Task requirements: Reproduce the entire listing word for word.

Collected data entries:
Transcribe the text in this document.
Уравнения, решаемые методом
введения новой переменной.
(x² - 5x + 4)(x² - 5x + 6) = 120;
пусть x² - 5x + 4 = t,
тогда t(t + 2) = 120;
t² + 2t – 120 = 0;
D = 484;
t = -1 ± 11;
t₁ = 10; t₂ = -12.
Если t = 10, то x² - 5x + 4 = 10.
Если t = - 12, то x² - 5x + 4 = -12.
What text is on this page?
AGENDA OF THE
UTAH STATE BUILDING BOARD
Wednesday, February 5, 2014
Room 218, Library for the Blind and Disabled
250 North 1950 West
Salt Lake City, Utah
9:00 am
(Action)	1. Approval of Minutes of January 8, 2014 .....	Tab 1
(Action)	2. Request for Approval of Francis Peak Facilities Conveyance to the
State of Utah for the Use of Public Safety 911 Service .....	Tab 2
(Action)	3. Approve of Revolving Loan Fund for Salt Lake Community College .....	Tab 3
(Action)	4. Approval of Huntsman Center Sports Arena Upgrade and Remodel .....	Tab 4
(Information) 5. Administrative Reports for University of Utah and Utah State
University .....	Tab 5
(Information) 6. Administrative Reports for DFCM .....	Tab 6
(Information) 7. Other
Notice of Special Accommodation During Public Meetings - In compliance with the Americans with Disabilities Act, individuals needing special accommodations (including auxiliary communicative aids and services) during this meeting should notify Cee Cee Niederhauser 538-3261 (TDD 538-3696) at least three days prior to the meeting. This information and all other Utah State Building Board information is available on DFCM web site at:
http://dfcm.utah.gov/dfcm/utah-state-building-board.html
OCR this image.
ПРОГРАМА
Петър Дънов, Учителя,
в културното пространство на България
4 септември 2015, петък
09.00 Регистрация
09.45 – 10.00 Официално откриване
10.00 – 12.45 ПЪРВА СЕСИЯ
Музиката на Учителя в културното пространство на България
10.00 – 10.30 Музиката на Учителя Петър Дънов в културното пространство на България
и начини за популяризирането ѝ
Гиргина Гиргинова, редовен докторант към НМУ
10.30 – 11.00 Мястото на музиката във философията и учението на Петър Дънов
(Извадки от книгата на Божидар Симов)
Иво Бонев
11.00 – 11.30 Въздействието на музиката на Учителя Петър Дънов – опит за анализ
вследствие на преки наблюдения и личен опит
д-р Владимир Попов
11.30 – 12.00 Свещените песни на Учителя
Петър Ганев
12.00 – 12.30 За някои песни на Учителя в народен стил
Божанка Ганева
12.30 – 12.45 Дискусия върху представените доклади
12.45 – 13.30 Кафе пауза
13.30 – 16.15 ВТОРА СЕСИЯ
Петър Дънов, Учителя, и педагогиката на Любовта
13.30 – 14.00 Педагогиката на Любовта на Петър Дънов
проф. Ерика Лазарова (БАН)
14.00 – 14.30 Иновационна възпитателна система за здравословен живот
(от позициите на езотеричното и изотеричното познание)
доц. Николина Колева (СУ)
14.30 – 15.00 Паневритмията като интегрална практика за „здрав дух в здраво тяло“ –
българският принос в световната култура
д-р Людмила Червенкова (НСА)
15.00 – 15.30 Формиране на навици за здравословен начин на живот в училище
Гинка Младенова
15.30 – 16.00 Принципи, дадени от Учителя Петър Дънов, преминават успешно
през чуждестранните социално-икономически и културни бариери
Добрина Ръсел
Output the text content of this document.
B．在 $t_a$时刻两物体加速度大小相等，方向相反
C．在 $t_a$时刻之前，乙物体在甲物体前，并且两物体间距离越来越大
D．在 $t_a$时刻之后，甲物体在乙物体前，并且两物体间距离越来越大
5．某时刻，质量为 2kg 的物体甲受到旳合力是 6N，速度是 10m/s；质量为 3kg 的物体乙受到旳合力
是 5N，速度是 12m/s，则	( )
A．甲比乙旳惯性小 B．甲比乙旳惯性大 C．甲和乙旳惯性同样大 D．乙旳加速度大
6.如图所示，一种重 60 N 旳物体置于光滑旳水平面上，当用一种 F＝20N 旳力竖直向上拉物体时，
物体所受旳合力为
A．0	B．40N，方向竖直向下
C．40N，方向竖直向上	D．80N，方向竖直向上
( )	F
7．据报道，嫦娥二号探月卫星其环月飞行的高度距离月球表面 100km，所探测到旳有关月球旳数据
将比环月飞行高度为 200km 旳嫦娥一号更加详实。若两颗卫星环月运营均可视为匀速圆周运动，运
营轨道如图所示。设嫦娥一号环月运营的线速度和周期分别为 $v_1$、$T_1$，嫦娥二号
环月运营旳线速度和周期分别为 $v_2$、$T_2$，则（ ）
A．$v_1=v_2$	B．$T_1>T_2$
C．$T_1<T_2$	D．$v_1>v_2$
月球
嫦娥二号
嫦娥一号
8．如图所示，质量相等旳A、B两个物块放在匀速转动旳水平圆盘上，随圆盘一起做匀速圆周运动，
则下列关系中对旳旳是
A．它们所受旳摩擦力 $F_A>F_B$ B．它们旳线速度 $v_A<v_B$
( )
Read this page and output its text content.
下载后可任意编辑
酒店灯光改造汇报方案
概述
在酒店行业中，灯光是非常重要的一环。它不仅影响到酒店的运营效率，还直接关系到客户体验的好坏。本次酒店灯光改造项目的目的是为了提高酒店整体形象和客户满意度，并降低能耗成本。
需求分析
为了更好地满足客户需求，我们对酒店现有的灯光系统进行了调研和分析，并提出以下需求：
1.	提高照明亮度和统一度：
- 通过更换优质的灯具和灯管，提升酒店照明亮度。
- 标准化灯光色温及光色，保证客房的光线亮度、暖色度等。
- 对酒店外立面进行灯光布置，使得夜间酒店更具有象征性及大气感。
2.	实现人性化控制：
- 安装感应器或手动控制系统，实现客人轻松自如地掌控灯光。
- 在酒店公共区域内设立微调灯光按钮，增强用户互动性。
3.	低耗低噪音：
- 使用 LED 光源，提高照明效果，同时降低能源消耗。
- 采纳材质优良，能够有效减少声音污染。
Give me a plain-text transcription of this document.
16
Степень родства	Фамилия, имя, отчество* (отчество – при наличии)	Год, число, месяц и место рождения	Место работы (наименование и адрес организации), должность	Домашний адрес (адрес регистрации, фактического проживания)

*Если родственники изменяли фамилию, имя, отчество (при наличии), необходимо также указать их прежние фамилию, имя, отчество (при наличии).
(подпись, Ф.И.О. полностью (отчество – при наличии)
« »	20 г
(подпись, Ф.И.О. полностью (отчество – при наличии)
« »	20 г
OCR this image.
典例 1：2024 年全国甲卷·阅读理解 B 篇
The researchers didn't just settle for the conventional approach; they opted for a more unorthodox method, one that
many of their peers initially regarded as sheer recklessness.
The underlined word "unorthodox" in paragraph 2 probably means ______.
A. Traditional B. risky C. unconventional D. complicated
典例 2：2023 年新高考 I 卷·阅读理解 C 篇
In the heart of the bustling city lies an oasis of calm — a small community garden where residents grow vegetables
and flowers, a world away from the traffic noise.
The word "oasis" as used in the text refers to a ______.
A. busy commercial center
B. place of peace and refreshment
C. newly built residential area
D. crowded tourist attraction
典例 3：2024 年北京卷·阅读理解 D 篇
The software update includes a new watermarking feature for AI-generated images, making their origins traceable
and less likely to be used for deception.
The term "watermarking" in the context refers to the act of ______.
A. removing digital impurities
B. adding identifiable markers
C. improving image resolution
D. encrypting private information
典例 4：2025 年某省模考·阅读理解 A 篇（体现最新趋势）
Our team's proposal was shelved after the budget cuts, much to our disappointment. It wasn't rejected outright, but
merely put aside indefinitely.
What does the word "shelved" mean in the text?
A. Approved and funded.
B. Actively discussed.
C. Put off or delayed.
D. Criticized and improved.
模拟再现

Output for this exercise:
Transcribe the text in this document.
Уравнения, решаемые методом
введения новой переменной.
(x² - 5x + 4)(x² - 5x + 6) = 120;
пусть x² - 5x + 4 = t,
тогда t(t + 2) = 120;
t² + 2t – 120 = 0;
D = 484;
t = -1 ± 11;
t₁ = 10; t₂ = -12.
Если t = 10, то x² - 5x + 4 = 10.
Если t = - 12, то x² - 5x + 4 = -12.
What text is on this page?
AGENDA OF THE
UTAH STATE BUILDING BOARD
Wednesday, February 5, 2014
Room 218, Library for the Blind and Disabled
250 North 1950 West
Salt Lake City, Utah
9:00 am
(Action)	1. Approval of Minutes of January 8, 2014 .....	Tab 1
(Action)	2. Request for Approval of Francis Peak Facilities Conveyance to the
State of Utah for the Use of Public Safety 911 Service .....	Tab 2
(Action)	3. Approve of Revolving Loan Fund for Salt Lake Community College .....	Tab 3
(Action)	4. Approval of Huntsman Center Sports Arena Upgrade and Remodel .....	Tab 4
(Information) 5. Administrative Reports for University of Utah and Utah State
University .....	Tab 5
(Information) 6. Administrative Reports for DFCM .....	Tab 6
(Information) 7. Other
Notice of Special Accommodation During Public Meetings - In compliance with the Americans with Disabilities Act, individuals needing special accommodations (including auxiliary communicative aids and services) during this meeting should notify Cee Cee Niederhauser 538-3261 (TDD 538-3696) at least three days prior to the meeting. This information and all other Utah State Building Board information is available on DFCM web site at:
http://dfcm.utah.gov/dfcm/utah-state-building-board.html
OCR this image.
ПРОГРАМА
Петър Дънов, Учителя,
в културното пространство на България
4 септември 2015, петък
09.00 Регистрация
09.45 – 10.00 Официално откриване
10.00 – 12.45 ПЪРВА СЕСИЯ
Музиката на Учителя в културното пространство на България
10.00 – 10.30 Музиката на Учителя Петър Дънов в културното пространство на България
и начини за популяризирането ѝ
Гиргина Гиргинова, редовен докторант към НМУ
10.30 – 11.00 Мястото на музиката във философията и учението на Петър Дънов
(Извадки от книгата на Божидар Симов)
Иво Бонев
11.00 – 11.30 Въздействието на музиката на Учителя Петър Дънов – опит за анализ
вследствие на преки наблюдения и личен опит
д-р Владимир Попов
11.30 – 12.00 Свещените песни на Учителя
Петър Ганев
12.00 – 12.30 За някои песни на Учителя в народен стил
Божанка Ганева
12.30 – 12.45 Дискусия върху представените доклади
12.45 – 13.30 Кафе пауза
13.30 – 16.15 ВТОРА СЕСИЯ
Петър Дънов, Учителя, и педагогиката на Любовта
13.30 – 14.00 Педагогиката на Любовта на Петър Дънов
проф. Ерика Лазарова (БАН)
14.00 – 14.30 Иновационна възпитателна система за здравословен живот
(от позициите на езотеричното и изотеричното познание)
доц. Николина Колева (СУ)
14.30 – 15.00 Паневритмията като интегрална практика за „здрав дух в здраво тяло“ –
българският принос в световната култура
д-р Людмила Червенкова (НСА)
15.00 – 15.30 Формиране на навици за здравословен начин на живот в училище
Гинка Младенова
15.30 – 16.00 Принципи, дадени от Учителя Петър Дънов, преминават успешно
през чуждестранните социално-икономически и културни бариери
Добрина Ръсел
Output the text content of this document.
B．在 $t_a$时刻两物体加速度大小相等，方向相反
C．在 $t_a$时刻之前，乙物体在甲物体前，并且两物体间距离越来越大
D．在 $t_a$时刻之后，甲物体在乙物体前，并且两物体间距离越来越大
5．某时刻，质量为 2kg 的物体甲受到旳合力是 6N，速度是 10m/s；质量为 3kg 的物体乙受到旳合力
是 5N，速度是 12m/s，则	( )
A．甲比乙旳惯性小 B．甲比乙旳惯性大 C．甲和乙旳惯性同样大 D．乙旳加速度大
6.如图所示，一种重 60 N 旳物体置于光滑旳水平面上，当用一种 F＝20N 旳力竖直向上拉物体时，
物体所受旳合力为
A．0	B．40N，方向竖直向下
C．40N，方向竖直向上	D．80N，方向竖直向上
( )	F
7．据报道，嫦娥二号探月卫星其环月飞行的高度距离月球表面 100km，所探测到旳有关月球旳数据
将比环月飞行高度为 200km 旳嫦娥一号更加详实。若两颗卫星环月运营均可视为匀速圆周运动，运
营轨道如图所示。设嫦娥一号环月运营的线速度和周期分别为 $v_1$、$T_1$，嫦娥二号
环月运营旳线速度和周期分别为 $v_2$、$T_2$，则（ ）
A．$v_1=v_2$	B．$T_1>T_2$
C．$T_1<T_2$	D．$v_1>v_2$
月球
嫦娥二号
嫦娥一号
8．如图所示，质量相等旳A、B两个物块放在匀速转动旳水平圆盘上，随圆盘一起做匀速圆周运动，
则下列关系中对旳旳是
A．它们所受旳摩擦力 $F_A>F_B$ B．它们旳线速度 $v_A<v_B$
( )
Read this page and output its text content.
下载后可任意编辑
酒店灯光改造汇报方案
概述
在酒店行业中，灯光是非常重要的一环。它不仅影响到酒店的运营效率，还直接关系到客户体验的好坏。本次酒店灯光改造项目的目的是为了提高酒店整体形象和客户满意度，并降低能耗成本。
需求分析
为了更好地满足客户需求，我们对酒店现有的灯光系统进行了调研和分析，并提出以下需求：
1.	提高照明亮度和统一度：
- 通过更换优质的灯具和灯管，提升酒店照明亮度。
- 标准化灯光色温及光色，保证客房的光线亮度、暖色度等。
- 对酒店外立面进行灯光布置，使得夜间酒店更具有象征性及大气感。
2.	实现人性化控制：
- 安装感应器或手动控制系统，实现客人轻松自如地掌控灯光。
- 在酒店公共区域内设立微调灯光按钮，增强用户互动性。
3.	低耗低噪音：
- 使用 LED 光源，提高照明效果，同时降低能源消耗。
- 采纳材质优良，能够有效减少声音污染。
Give me a plain-text transcription of this document.
16
Степень родства	Фамилия, имя, отчество* (отчество – при наличии)	Год, число, месяц и место рождения	Место работы (наименование и адрес организации), должность	Домашний адрес (адрес регистрации, фактического проживания)

*Если родственники изменяли фамилию, имя, отчество (при наличии), необходимо также указать их прежние фамилию, имя, отчество (при наличии).
(подпись, Ф.И.О. полностью (отчество – при наличии)
« »	20 г
(подпись, Ф.И.О. полностью (отчество – при наличии)
« »	20 г
OCR this image.
典例 1：2024 年全国甲卷·阅读理解 B 篇
The researchers didn't just settle for the conventional approach; they opted for a more unorthodox method, one that
many of their peers initially regarded as sheer recklessness.
The underlined word "unorthodox" in paragraph 2 probably means ______.
A. Traditional B. risky C. unconventional D. complicated
典例 2：2023 年新高考 I 卷·阅读理解 C 篇
In the heart of the bustling city lies an oasis of calm — a small community garden where residents grow vegetables
and flowers, a world away from the traffic noise.
The word "oasis" as used in the text refers to a ______.
A. busy commercial center
B. place of peace and refreshment
C. newly built residential area
D. crowded tourist attraction
典例 3：2024 年北京卷·阅读理解 D 篇
The software update includes a new watermarking feature for AI-generated images, making their origins traceable
and less likely to be used for deception.
The term "watermarking" in the context refers to the act of ______.
A. removing digital impurities
B. adding identifiable markers
C. improving image resolution
D. encrypting private information
典例 4：2025 年某省模考·阅读理解 A 篇（体现最新趋势）
Our team's proposal was shelved after the budget cuts, much to our disappointment. It wasn't rejected outright, but
merely put aside indefinitely.
What does the word "shelved" mean in the text?
A. Approved and funded.
B. Actively discussed.
C. Put off or delayed.
D. Criticized and improved.
模拟再现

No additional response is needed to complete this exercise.